● Document
LeTua Cycling Team

Team information
- UCI code: L2A
- Registered: Malaysia
- Founded: 2004
- Discipline: Road
- Status: UCI Continental Team

Key personnel
- General manager: Yassin Shukor

Team name history
- 2007-: LeTua Cycling Team

= LeTua Cycling Team =

Malaysian cycling team

LeTua Cycling Team is a Malaysian UCI Continental cycling team managed by Yassin Shukor and sponsored by PanGlobal Insurance, PowerBar, Merpati, Castrol and Amerstrand Engineering.

● Stated exercise
Reproduce a passage of the LeTua Cycling Team profile word for word, beginning at the words "LeTua Cycling Team is" and stopping after the words "and Amerstrand Engineering.". The items after this are separate material, not part of the LeTua Cycling Team profile.

● Entries
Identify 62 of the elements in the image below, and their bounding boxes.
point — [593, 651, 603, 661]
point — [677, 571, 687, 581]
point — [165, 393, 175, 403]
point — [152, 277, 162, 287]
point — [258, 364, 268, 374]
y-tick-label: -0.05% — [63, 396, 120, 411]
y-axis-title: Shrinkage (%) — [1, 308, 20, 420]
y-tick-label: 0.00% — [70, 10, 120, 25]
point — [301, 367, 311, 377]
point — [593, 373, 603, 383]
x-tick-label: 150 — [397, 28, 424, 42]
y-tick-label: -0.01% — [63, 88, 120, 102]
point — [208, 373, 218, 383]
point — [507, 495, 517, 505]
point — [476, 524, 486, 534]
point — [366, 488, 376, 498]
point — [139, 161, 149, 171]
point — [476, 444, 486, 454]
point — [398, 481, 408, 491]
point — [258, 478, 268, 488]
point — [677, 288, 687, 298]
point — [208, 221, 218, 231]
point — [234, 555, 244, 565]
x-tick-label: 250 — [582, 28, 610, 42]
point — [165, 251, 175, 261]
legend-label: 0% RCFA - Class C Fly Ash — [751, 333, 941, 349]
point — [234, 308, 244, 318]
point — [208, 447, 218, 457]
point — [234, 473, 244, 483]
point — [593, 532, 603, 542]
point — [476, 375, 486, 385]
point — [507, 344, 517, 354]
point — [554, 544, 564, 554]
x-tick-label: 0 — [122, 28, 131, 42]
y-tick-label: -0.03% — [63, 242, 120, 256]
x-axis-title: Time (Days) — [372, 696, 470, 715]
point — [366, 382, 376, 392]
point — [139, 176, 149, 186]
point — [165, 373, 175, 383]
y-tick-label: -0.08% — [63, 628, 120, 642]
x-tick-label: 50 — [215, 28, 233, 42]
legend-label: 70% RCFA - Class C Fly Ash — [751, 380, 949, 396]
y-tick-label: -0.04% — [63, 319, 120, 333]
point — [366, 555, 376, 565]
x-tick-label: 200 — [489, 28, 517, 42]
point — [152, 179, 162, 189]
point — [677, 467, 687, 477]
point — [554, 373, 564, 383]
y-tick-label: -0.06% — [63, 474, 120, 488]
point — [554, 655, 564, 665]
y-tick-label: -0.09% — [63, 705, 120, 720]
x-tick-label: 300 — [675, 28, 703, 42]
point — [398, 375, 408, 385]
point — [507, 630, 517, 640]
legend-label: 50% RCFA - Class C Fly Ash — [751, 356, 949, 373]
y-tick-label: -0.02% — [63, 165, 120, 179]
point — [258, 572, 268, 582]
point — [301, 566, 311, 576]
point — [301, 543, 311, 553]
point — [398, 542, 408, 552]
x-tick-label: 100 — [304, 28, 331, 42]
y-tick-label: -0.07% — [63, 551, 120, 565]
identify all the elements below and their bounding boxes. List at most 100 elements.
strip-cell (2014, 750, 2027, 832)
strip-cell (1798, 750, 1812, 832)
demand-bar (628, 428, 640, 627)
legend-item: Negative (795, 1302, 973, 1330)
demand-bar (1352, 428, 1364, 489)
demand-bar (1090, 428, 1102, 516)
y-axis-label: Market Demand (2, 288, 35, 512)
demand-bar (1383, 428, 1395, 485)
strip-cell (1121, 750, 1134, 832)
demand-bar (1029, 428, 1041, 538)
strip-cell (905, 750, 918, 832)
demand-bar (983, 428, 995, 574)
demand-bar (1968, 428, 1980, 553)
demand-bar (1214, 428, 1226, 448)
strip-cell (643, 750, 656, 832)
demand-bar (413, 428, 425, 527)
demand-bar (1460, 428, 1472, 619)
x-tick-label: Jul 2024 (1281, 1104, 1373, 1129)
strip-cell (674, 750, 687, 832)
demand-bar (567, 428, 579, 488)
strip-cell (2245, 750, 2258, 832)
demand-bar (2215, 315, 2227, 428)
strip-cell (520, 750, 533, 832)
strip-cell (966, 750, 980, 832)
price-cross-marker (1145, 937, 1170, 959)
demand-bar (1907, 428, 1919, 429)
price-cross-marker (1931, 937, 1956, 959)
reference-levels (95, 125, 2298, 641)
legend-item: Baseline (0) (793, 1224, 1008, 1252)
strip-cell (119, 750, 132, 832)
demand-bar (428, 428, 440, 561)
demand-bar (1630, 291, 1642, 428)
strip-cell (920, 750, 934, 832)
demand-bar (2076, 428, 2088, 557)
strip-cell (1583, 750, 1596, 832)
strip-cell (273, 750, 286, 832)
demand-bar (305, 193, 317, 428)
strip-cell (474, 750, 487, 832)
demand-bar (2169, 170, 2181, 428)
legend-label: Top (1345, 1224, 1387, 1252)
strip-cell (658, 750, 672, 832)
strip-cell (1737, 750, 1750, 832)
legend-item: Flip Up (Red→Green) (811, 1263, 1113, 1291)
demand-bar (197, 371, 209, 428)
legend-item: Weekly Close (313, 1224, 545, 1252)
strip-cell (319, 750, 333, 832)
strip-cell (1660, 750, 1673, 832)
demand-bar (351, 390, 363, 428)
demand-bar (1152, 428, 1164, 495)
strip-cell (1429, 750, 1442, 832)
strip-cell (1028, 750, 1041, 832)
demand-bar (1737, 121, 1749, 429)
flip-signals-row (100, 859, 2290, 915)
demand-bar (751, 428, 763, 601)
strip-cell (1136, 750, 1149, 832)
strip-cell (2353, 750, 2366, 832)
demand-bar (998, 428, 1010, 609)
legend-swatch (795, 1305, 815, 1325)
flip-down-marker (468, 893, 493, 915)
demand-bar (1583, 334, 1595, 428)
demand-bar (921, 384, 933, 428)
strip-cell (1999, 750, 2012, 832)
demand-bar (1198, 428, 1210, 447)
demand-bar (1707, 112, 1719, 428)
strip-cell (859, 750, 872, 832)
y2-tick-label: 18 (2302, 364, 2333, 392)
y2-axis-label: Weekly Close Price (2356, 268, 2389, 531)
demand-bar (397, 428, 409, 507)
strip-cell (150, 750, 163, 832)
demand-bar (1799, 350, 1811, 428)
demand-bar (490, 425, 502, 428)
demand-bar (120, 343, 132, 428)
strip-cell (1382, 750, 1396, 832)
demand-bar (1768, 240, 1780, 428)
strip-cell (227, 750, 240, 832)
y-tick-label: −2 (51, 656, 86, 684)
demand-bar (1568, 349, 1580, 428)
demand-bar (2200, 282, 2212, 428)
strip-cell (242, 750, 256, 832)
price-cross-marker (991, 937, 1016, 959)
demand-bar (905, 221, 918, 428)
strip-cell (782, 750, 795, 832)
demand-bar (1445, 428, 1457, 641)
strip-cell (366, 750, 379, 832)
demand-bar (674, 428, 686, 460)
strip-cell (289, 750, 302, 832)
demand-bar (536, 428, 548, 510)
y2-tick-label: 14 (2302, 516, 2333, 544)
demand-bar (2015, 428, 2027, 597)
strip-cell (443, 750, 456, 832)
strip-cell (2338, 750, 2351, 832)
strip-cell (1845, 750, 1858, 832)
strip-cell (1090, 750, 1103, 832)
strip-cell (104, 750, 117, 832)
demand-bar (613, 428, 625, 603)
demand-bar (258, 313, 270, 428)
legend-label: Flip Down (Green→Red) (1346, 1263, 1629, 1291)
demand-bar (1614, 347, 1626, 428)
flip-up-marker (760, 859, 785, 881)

● Result below
LeTua Cycling Team is a Malaysian UCI Continental cycling team managed by Yassin Shukor and sponsored by PanGlobal Insurance, PowerBar, Merpati, Castrol and Amerstrand Engineering.